What is required: Extract the complete listing and output it unchanged.

Record extracts:
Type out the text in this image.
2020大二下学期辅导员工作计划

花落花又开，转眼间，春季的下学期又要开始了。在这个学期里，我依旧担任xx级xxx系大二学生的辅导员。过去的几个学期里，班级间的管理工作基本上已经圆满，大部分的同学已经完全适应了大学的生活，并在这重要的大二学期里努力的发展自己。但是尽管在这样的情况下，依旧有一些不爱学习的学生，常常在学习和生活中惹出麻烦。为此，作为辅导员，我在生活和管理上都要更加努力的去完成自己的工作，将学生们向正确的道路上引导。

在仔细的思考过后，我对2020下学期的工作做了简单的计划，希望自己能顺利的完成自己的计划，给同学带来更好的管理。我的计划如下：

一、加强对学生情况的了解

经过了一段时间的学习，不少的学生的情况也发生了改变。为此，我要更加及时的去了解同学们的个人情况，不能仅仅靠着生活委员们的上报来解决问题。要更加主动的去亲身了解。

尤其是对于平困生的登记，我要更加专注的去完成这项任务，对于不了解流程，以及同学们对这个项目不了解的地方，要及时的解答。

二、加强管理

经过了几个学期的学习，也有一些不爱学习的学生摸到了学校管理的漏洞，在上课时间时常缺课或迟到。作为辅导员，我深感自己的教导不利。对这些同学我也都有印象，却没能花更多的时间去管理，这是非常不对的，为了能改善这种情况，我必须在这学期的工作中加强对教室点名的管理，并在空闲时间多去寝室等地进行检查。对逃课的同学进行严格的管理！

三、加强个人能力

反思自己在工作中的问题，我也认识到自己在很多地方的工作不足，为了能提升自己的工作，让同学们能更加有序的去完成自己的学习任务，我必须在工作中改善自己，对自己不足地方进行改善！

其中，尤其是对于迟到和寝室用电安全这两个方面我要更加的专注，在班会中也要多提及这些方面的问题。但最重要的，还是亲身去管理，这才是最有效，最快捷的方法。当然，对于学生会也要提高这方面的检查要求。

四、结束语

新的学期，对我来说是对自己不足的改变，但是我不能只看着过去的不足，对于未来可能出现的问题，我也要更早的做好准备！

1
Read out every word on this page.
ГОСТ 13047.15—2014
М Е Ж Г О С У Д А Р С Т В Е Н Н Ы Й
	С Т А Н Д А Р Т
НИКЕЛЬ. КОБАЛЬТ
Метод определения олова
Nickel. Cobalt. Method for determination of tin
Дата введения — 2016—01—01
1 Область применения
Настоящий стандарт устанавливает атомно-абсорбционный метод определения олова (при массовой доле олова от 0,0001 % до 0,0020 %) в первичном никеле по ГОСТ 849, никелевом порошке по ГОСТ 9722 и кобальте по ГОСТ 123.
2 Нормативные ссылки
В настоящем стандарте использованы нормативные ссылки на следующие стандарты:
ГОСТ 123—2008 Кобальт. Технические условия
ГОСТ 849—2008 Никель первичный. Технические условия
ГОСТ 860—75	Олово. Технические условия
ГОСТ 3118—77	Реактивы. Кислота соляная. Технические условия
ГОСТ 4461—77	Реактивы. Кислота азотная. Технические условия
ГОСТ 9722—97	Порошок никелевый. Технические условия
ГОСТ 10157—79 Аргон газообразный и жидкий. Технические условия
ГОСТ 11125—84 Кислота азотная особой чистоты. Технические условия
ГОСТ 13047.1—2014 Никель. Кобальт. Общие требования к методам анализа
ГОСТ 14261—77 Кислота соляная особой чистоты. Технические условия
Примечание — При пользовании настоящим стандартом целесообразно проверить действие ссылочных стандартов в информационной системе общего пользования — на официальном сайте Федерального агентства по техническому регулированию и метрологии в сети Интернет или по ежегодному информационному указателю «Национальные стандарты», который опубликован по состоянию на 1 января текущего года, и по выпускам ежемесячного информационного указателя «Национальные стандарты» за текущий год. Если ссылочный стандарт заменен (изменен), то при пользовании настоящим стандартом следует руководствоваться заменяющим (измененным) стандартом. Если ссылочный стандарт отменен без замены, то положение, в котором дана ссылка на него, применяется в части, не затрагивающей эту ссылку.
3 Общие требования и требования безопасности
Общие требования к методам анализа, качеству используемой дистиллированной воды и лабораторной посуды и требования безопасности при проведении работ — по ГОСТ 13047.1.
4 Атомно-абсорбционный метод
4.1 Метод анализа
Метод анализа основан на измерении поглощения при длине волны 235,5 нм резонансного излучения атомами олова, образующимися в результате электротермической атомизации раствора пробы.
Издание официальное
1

Reply to the task:
Type out the text in this image.
2020大二下学期辅导员工作计划

花落花又开，转眼间，春季的下学期又要开始了。在这个学期里，我依旧担任xx级xxx系大二学生的辅导员。过去的几个学期里，班级间的管理工作基本上已经圆满，大部分的同学已经完全适应了大学的生活，并在这重要的大二学期里努力的发展自己。但是尽管在这样的情况下，依旧有一些不爱学习的学生，常常在学习和生活中惹出麻烦。为此，作为辅导员，我在生活和管理上都要更加努力的去完成自己的工作，将学生们向正确的道路上引导。

在仔细的思考过后，我对2020下学期的工作做了简单的计划，希望自己能顺利的完成自己的计划，给同学带来更好的管理。我的计划如下：

一、加强对学生情况的了解

经过了一段时间的学习，不少的学生的情况也发生了改变。为此，我要更加及时的去了解同学们的个人情况，不能仅仅靠着生活委员们的上报来解决问题。要更加主动的去亲身了解。

尤其是对于平困生的登记，我要更加专注的去完成这项任务，对于不了解流程，以及同学们对这个项目不了解的地方，要及时的解答。

二、加强管理

经过了几个学期的学习，也有一些不爱学习的学生摸到了学校管理的漏洞，在上课时间时常缺课或迟到。作为辅导员，我深感自己的教导不利。对这些同学我也都有印象，却没能花更多的时间去管理，这是非常不对的，为了能改善这种情况，我必须在这学期的工作中加强对教室点名的管理，并在空闲时间多去寝室等地进行检查。对逃课的同学进行严格的管理！

三、加强个人能力

反思自己在工作中的问题，我也认识到自己在很多地方的工作不足，为了能提升自己的工作，让同学们能更加有序的去完成自己的学习任务，我必须在工作中改善自己，对自己不足地方进行改善！

其中，尤其是对于迟到和寝室用电安全这两个方面我要更加的专注，在班会中也要多提及这些方面的问题。但最重要的，还是亲身去管理，这才是最有效，最快捷的方法。当然，对于学生会也要提高这方面的检查要求。

四、结束语

新的学期，对我来说是对自己不足的改变，但是我不能只看着过去的不足，对于未来可能出现的问题，我也要更早的做好准备！

1
Read out every word on this page.
ГОСТ 13047.15—2014
М Е Ж Г О С У Д А Р С Т В Е Н Н Ы Й
	С Т А Н Д А Р Т
НИКЕЛЬ. КОБАЛЬТ
Метод определения олова
Nickel. Cobalt. Method for determination of tin
Дата введения — 2016—01—01
1 Область применения
Настоящий стандарт устанавливает атомно-абсорбционный метод определения олова (при массовой доле олова от 0,0001 % до 0,0020 %) в первичном никеле по ГОСТ 849, никелевом порошке по ГОСТ 9722 и кобальте по ГОСТ 123.
2 Нормативные ссылки
В настоящем стандарте использованы нормативные ссылки на следующие стандарты:
ГОСТ 123—2008 Кобальт. Технические условия
ГОСТ 849—2008 Никель первичный. Технические условия
ГОСТ 860—75	Олово. Технические условия
ГОСТ 3118—77	Реактивы. Кислота соляная. Технические условия
ГОСТ 4461—77	Реактивы. Кислота азотная. Технические условия
ГОСТ 9722—97	Порошок никелевый. Технические условия
ГОСТ 10157—79 Аргон газообразный и жидкий. Технические условия
ГОСТ 11125—84 Кислота азотная особой чистоты. Технические условия
ГОСТ 13047.1—2014 Никель. Кобальт. Общие требования к методам анализа
ГОСТ 14261—77 Кислота соляная особой чистоты. Технические условия
Примечание — При пользовании настоящим стандартом целесообразно проверить действие ссылочных стандартов в информационной системе общего пользования — на официальном сайте Федерального агентства по техническому регулированию и метрологии в сети Интернет или по ежегодному информационному указателю «Национальные стандарты», который опубликован по состоянию на 1 января текущего года, и по выпускам ежемесячного информационного указателя «Национальные стандарты» за текущий год. Если ссылочный стандарт заменен (изменен), то при пользовании настоящим стандартом следует руководствоваться заменяющим (измененным) стандартом. Если ссылочный стандарт отменен без замены, то положение, в котором дана ссылка на него, применяется в части, не затрагивающей эту ссылку.
3 Общие требования и требования безопасности
Общие требования к методам анализа, качеству используемой дистиллированной воды и лабораторной посуды и требования безопасности при проведении работ — по ГОСТ 13047.1.
4 Атомно-абсорбционный метод
4.1 Метод анализа
Метод анализа основан на измерении поглощения при длине волны 235,5 нм резонансного излучения атомами олова, образующимися в результате электротермической атомизации раствора пробы.
Издание официальное
1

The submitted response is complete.